** Start **
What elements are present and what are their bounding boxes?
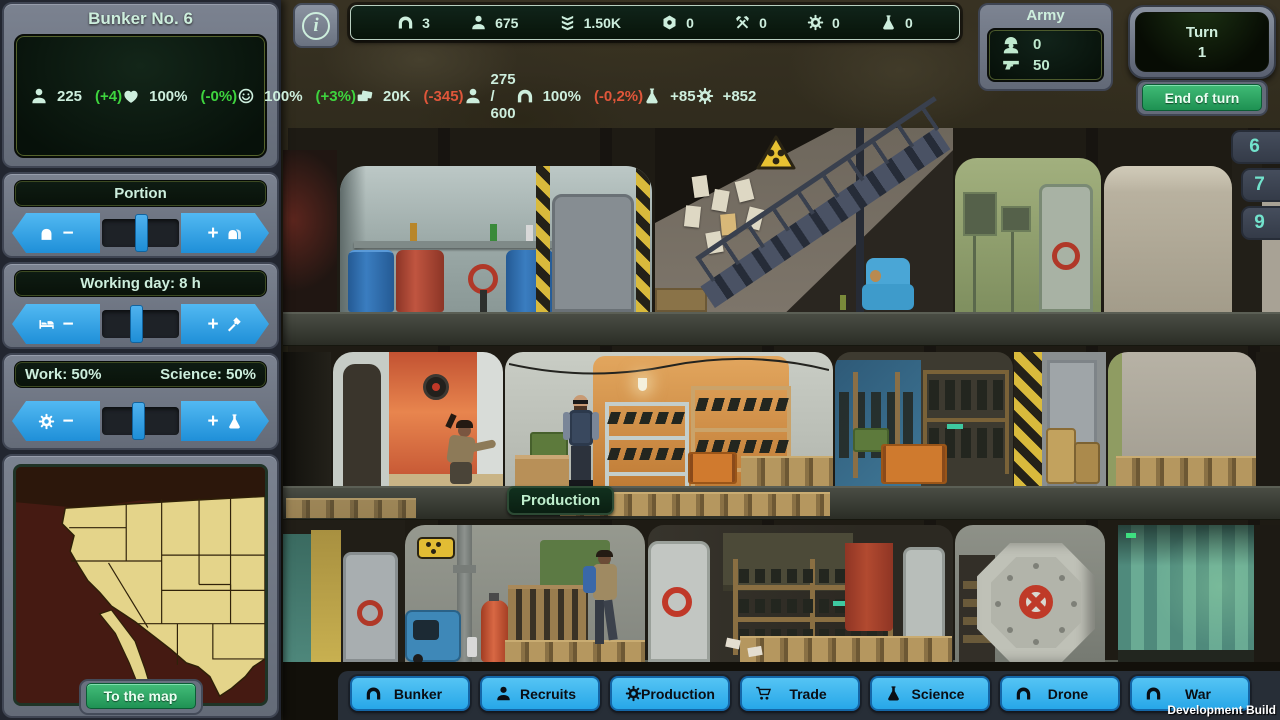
pipe-flange bbox=[453, 565, 476, 573]
stat-production: +852 bbox=[696, 42, 757, 150]
radiation-sign bbox=[755, 134, 797, 172]
stat-capacity: 275 / 600 bbox=[464, 42, 516, 150]
resource-tools: 0 bbox=[734, 14, 767, 31]
rank-icon bbox=[559, 14, 576, 31]
balance-header: Work: 50% Science: 50% bbox=[14, 361, 267, 388]
floor3-left bbox=[283, 520, 405, 662]
valve-pipe bbox=[480, 290, 487, 312]
weapon-rack bbox=[605, 402, 689, 486]
tools-icon bbox=[734, 14, 751, 31]
turn-panel: Turn 1 bbox=[1128, 5, 1276, 79]
minus-sign: − bbox=[62, 224, 73, 243]
machine-window bbox=[413, 620, 439, 640]
bunker-icon bbox=[1015, 685, 1032, 702]
yellow-wall bbox=[311, 530, 341, 662]
bunker-icon bbox=[397, 14, 414, 31]
plus-sign: + bbox=[207, 315, 218, 334]
pinned-paper bbox=[692, 175, 710, 198]
hazard-column bbox=[1014, 352, 1042, 486]
turn-display: Turn 1 bbox=[1135, 12, 1269, 72]
stat-condition: 100%(-0,2%) bbox=[516, 42, 644, 150]
barrel-blue bbox=[348, 250, 394, 312]
hair bbox=[596, 550, 613, 557]
teal-wall bbox=[283, 534, 311, 662]
floor-pallets bbox=[740, 636, 952, 662]
work-increase-button[interactable]: − bbox=[12, 401, 100, 441]
bed-icon bbox=[38, 316, 55, 333]
pinned-paper bbox=[735, 178, 755, 202]
workday-slider-track[interactable] bbox=[102, 310, 179, 338]
electrical-panel bbox=[963, 192, 997, 236]
walkway-planks bbox=[505, 640, 645, 662]
room-name-badge: Production bbox=[507, 486, 614, 515]
info-icon: i bbox=[302, 12, 330, 40]
resource-rank: 1.50K bbox=[559, 14, 621, 31]
character-walker[interactable] bbox=[585, 552, 623, 654]
resource-value: 0 bbox=[759, 15, 767, 31]
weapons-count: 50 bbox=[1033, 57, 1050, 74]
turn-number: 1 bbox=[1198, 44, 1206, 61]
stat-population: 225(+4) bbox=[30, 42, 122, 150]
floor-tab-6[interactable]: 6 bbox=[1231, 130, 1280, 164]
gun-row bbox=[607, 412, 687, 424]
stat-value: 275 / 600 bbox=[491, 71, 516, 122]
end-of-turn-button[interactable]: End of turn bbox=[1142, 84, 1262, 111]
pinned-paper bbox=[684, 205, 701, 227]
flask-icon bbox=[226, 413, 243, 430]
army-panel: Army 0 50 bbox=[978, 3, 1113, 91]
wire bbox=[973, 236, 976, 312]
working-day-slider: − + bbox=[12, 304, 269, 344]
door-opening bbox=[343, 364, 381, 486]
workday-increase-button[interactable]: + bbox=[181, 304, 269, 344]
flask-icon bbox=[885, 685, 902, 702]
room-electrical[interactable] bbox=[955, 158, 1101, 312]
science-icon bbox=[643, 87, 661, 105]
legs bbox=[450, 462, 472, 484]
minus-sign: − bbox=[62, 315, 73, 334]
vest-torso bbox=[569, 410, 593, 446]
nav-recruits-button[interactable]: Recruits bbox=[480, 676, 600, 711]
bunker-stats-panel: Bunker No. 6 225(+4) 100%(-0%) 100%(+3%)… bbox=[2, 2, 279, 168]
floor2-left-dark bbox=[283, 352, 331, 486]
floor-tab-9[interactable]: 9 bbox=[1241, 206, 1280, 240]
leg bbox=[595, 600, 604, 644]
army-soldiers: 0 bbox=[1001, 35, 1090, 55]
workday-decrease-button[interactable]: − bbox=[12, 304, 100, 344]
legs bbox=[571, 446, 591, 480]
room-ceiling-light bbox=[1104, 166, 1232, 192]
info-button[interactable]: i bbox=[293, 3, 339, 48]
population-icon bbox=[470, 14, 487, 31]
hair bbox=[456, 420, 473, 428]
nav-science-button[interactable]: Science bbox=[870, 676, 990, 711]
room-storage-barrels[interactable] bbox=[340, 166, 652, 312]
turn-label: Turn bbox=[1186, 24, 1218, 41]
production-icon bbox=[696, 87, 714, 105]
red-curtain bbox=[845, 543, 893, 631]
stat-value: 100% bbox=[264, 88, 302, 105]
resource-value: 0 bbox=[832, 15, 840, 31]
nav-label: Drone bbox=[1048, 686, 1088, 702]
concrete-column bbox=[1256, 352, 1280, 486]
portion-slider-track[interactable] bbox=[102, 219, 179, 247]
stat-science: +85 bbox=[643, 42, 695, 150]
portion-slider: − + bbox=[12, 213, 269, 253]
hazard-stripe-column bbox=[636, 166, 650, 312]
portion-panel: Portion − + bbox=[2, 172, 279, 258]
stat-delta: (+3%) bbox=[316, 88, 356, 105]
arm bbox=[592, 412, 599, 440]
room-red-glow[interactable] bbox=[283, 150, 337, 312]
map-preview[interactable] bbox=[13, 464, 268, 706]
paper-scrap bbox=[725, 638, 741, 650]
pistol-icon bbox=[1001, 55, 1021, 75]
door-wheel-red bbox=[357, 600, 383, 626]
flask-icon bbox=[880, 14, 897, 31]
balance-slider-track[interactable] bbox=[102, 407, 179, 435]
glasses bbox=[573, 400, 588, 404]
light-bulb bbox=[638, 378, 647, 391]
to-the-map-button[interactable]: To the map bbox=[86, 683, 196, 709]
led-indicator bbox=[1126, 533, 1136, 538]
gear-icon bbox=[807, 14, 824, 31]
door-wheel-red bbox=[1052, 242, 1080, 270]
bottle-white bbox=[526, 225, 533, 241]
blue-machine bbox=[405, 610, 461, 662]
nav-label: Production bbox=[641, 686, 715, 702]
floor-pallets bbox=[1116, 456, 1256, 486]
army-box: 0 50 bbox=[987, 28, 1104, 82]
stat-value: 225 bbox=[57, 88, 82, 105]
science-increase-button[interactable]: + bbox=[181, 401, 269, 441]
suitcase bbox=[1046, 428, 1076, 484]
work-table bbox=[515, 455, 569, 486]
development-build-label: Development Build bbox=[1167, 703, 1276, 717]
corridor bbox=[1042, 352, 1106, 486]
hanging-wire bbox=[509, 356, 829, 384]
portion-decrease-button[interactable]: − bbox=[12, 213, 100, 253]
resource-value: 1.50K bbox=[584, 15, 621, 31]
floor-bottle bbox=[840, 295, 846, 310]
porthole-dot bbox=[432, 383, 440, 391]
rack-post bbox=[853, 372, 858, 478]
left-sidebar: Bunker No. 6 225(+4) 100%(-0%) 100%(+3%)… bbox=[0, 0, 281, 720]
bottle-amber bbox=[410, 223, 417, 241]
room-armory[interactable] bbox=[835, 352, 1013, 486]
bread-loaf-icon bbox=[226, 225, 243, 242]
bunker-title: Bunker No. 6 bbox=[4, 4, 277, 29]
nav-production-button[interactable]: Production bbox=[610, 676, 730, 711]
bunker-stats-box: 225(+4) 100%(-0%) 100%(+3%) 20K(-345) 27… bbox=[14, 34, 267, 158]
portion-increase-button[interactable]: + bbox=[181, 213, 269, 253]
character-woman[interactable] bbox=[438, 420, 498, 486]
workday-slider-handle[interactable] bbox=[130, 305, 143, 343]
plus-sign: + bbox=[207, 412, 218, 431]
health-icon bbox=[122, 87, 140, 105]
gear-icon bbox=[625, 685, 642, 702]
arm bbox=[563, 412, 570, 440]
resource-bar: 3 675 1.50K 0 0 0 0 bbox=[350, 5, 960, 40]
bread-icon bbox=[38, 225, 55, 242]
room-floor-dark bbox=[1118, 650, 1254, 662]
stat-morale: 100%(+3%) bbox=[237, 42, 356, 150]
bottle-green bbox=[490, 224, 497, 241]
stat-value: +852 bbox=[723, 88, 757, 105]
green-glow-overlay bbox=[1118, 525, 1254, 662]
bottom-navbar: Bunker Recruits Production Trade Science… bbox=[350, 676, 1250, 711]
rack-shelf bbox=[925, 418, 1007, 422]
portion-slider-handle[interactable] bbox=[135, 214, 148, 252]
character-man[interactable] bbox=[563, 394, 599, 486]
components-icon bbox=[661, 14, 678, 31]
bunker-condition-icon bbox=[516, 87, 534, 105]
wooden-crate bbox=[655, 288, 707, 312]
soldier-icon bbox=[1001, 35, 1021, 55]
radiation-plate bbox=[417, 537, 455, 559]
hazard-stripe-column bbox=[536, 166, 550, 312]
slab-pallets bbox=[286, 498, 416, 518]
stat-money: 20K(-345) bbox=[356, 42, 464, 150]
stat-delta: (+4) bbox=[95, 88, 122, 105]
recruits-icon bbox=[495, 685, 512, 702]
nav-drone-button[interactable]: Drone bbox=[1000, 676, 1120, 711]
map-panel: To the map bbox=[2, 454, 279, 718]
room-quarters-orange[interactable] bbox=[333, 352, 503, 486]
nav-label: Trade bbox=[789, 686, 826, 702]
rack-shelf bbox=[607, 472, 687, 476]
soldiers-count: 0 bbox=[1033, 36, 1041, 53]
gun-row bbox=[695, 398, 789, 411]
jacket bbox=[593, 564, 617, 600]
small-can bbox=[467, 637, 477, 657]
gun-glow-accent bbox=[947, 424, 963, 429]
portion-header: Portion bbox=[14, 180, 267, 207]
nav-label: Bunker bbox=[394, 686, 442, 702]
teddy-bear bbox=[870, 270, 881, 282]
resource-population: 675 bbox=[470, 14, 518, 31]
wire bbox=[1011, 232, 1014, 312]
stat-value: 100% bbox=[543, 88, 581, 105]
resource-production: 0 bbox=[807, 14, 840, 31]
wheel bbox=[413, 654, 423, 662]
plus-sign: + bbox=[207, 224, 218, 243]
us-map bbox=[16, 467, 265, 703]
gear-icon bbox=[38, 413, 55, 430]
working-day-header: Working day: 8 h bbox=[14, 270, 267, 297]
balance-slider: − + bbox=[12, 401, 269, 441]
door-gray bbox=[552, 194, 634, 312]
armchair-seat bbox=[862, 284, 914, 310]
stat-value: 100% bbox=[149, 88, 187, 105]
orange-crate bbox=[688, 452, 737, 484]
gun-row bbox=[929, 380, 1005, 410]
stat-delta: (-0,2%) bbox=[594, 88, 643, 105]
stat-value: 20K bbox=[383, 88, 411, 105]
suitcase-small bbox=[1074, 442, 1100, 484]
room-vault[interactable] bbox=[955, 525, 1105, 662]
resource-value: 0 bbox=[686, 15, 694, 31]
barrel-red bbox=[396, 250, 444, 312]
nav-trade-button[interactable]: Trade bbox=[740, 676, 860, 711]
concrete-column bbox=[1254, 525, 1280, 662]
vault-door-octagon bbox=[977, 543, 1095, 662]
gun-row bbox=[607, 448, 687, 460]
work-science-panel: Work: 50% Science: 50% − + bbox=[2, 353, 279, 450]
floor-pallets bbox=[741, 456, 833, 486]
resource-value: 3 bbox=[422, 15, 430, 31]
electrical-panel bbox=[1001, 206, 1031, 232]
vault-bolts bbox=[1033, 563, 1039, 569]
nav-label: War bbox=[1185, 686, 1211, 702]
rack-shelf bbox=[693, 428, 789, 432]
game-screen: Production Bunker No. 6 225(+4) 100%(-0%… bbox=[0, 0, 1280, 720]
floor-tab-7[interactable]: 7 bbox=[1241, 168, 1280, 202]
science-label: Science: 50% bbox=[160, 366, 256, 383]
pinned-paper bbox=[711, 189, 729, 212]
trefoil-dots bbox=[426, 542, 431, 547]
backpack bbox=[583, 566, 596, 593]
army-weapons: 50 bbox=[1001, 55, 1090, 75]
room-production[interactable] bbox=[505, 352, 833, 486]
army-title: Army bbox=[980, 7, 1111, 24]
floor-slab-top bbox=[283, 312, 1280, 346]
bunker-icon bbox=[1145, 685, 1162, 702]
nav-label: Science bbox=[912, 686, 965, 702]
minus-sign: − bbox=[62, 412, 73, 431]
orange-crate-large bbox=[881, 444, 947, 484]
stat-delta: (-0%) bbox=[201, 88, 238, 105]
work-label: Work: 50% bbox=[25, 366, 101, 383]
rack-shelf bbox=[607, 436, 687, 440]
balance-slider-handle[interactable] bbox=[132, 402, 145, 440]
stat-health: 100%(-0%) bbox=[122, 42, 237, 150]
resource-value: 675 bbox=[495, 15, 518, 31]
room-generator[interactable] bbox=[405, 525, 645, 662]
bunker-icon bbox=[365, 685, 382, 702]
stat-value: +85 bbox=[670, 88, 695, 105]
resource-bunkers: 3 bbox=[397, 14, 430, 31]
room-teal-corrugated[interactable] bbox=[1118, 525, 1254, 662]
cylinder-valve bbox=[489, 593, 499, 601]
capacity-icon bbox=[464, 87, 482, 105]
nav-label: Recruits bbox=[520, 686, 576, 702]
working-day-panel: Working day: 8 h − + bbox=[2, 262, 279, 349]
red-ring-wheel bbox=[662, 587, 692, 617]
population-icon bbox=[30, 87, 48, 105]
stat-delta: (-345) bbox=[424, 88, 464, 105]
room-pallets-beige[interactable] bbox=[1108, 352, 1256, 486]
cart-icon bbox=[755, 685, 772, 702]
room-dark-storage[interactable] bbox=[648, 525, 953, 662]
morale-icon bbox=[237, 87, 255, 105]
room-empty-beige[interactable] bbox=[1104, 166, 1232, 312]
resource-science: 0 bbox=[880, 14, 913, 31]
money-icon bbox=[356, 87, 374, 105]
resource-components: 0 bbox=[661, 14, 694, 31]
leg bbox=[603, 600, 617, 641]
work-icon bbox=[226, 316, 243, 333]
nav-bunker-button[interactable]: Bunker bbox=[350, 676, 470, 711]
resource-value: 0 bbox=[905, 15, 913, 31]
** End **
_Goal of the exercise_
Rewrite the data starting with the line that contains "pipe-flange bbox=[453, 565, 476, 573]" and going on through the line that contains "floor-pallets bbox=[740, 636, 952, 662]", with "pinned-paper" changed to "pinned-note" and nothing else altered.

_Solution for this task_
pipe-flange bbox=[453, 565, 476, 573]
stat-production: +852 bbox=[696, 42, 757, 150]
radiation-sign bbox=[755, 134, 797, 172]
stat-capacity: 275 / 600 bbox=[464, 42, 516, 150]
resource-tools: 0 bbox=[734, 14, 767, 31]
rank-icon bbox=[559, 14, 576, 31]
balance-header: Work: 50% Science: 50% bbox=[14, 361, 267, 388]
floor3-left bbox=[283, 520, 405, 662]
valve-pipe bbox=[480, 290, 487, 312]
weapon-rack bbox=[605, 402, 689, 486]
tools-icon bbox=[734, 14, 751, 31]
turn-panel: Turn 1 bbox=[1128, 5, 1276, 79]
minus-sign: − bbox=[62, 224, 73, 243]
machine-window bbox=[413, 620, 439, 640]
bunker-icon bbox=[1015, 685, 1032, 702]
yellow-wall bbox=[311, 530, 341, 662]
bunker-icon bbox=[397, 14, 414, 31]
plus-sign: + bbox=[207, 315, 218, 334]
pinned-note bbox=[692, 175, 710, 198]
hazard-column bbox=[1014, 352, 1042, 486]
turn-display: Turn 1 bbox=[1135, 12, 1269, 72]
stat-condition: 100%(-0,2%) bbox=[516, 42, 644, 150]
barrel-blue bbox=[348, 250, 394, 312]
hair bbox=[596, 550, 613, 557]
teal-wall bbox=[283, 534, 311, 662]
floor-pallets bbox=[740, 636, 952, 662]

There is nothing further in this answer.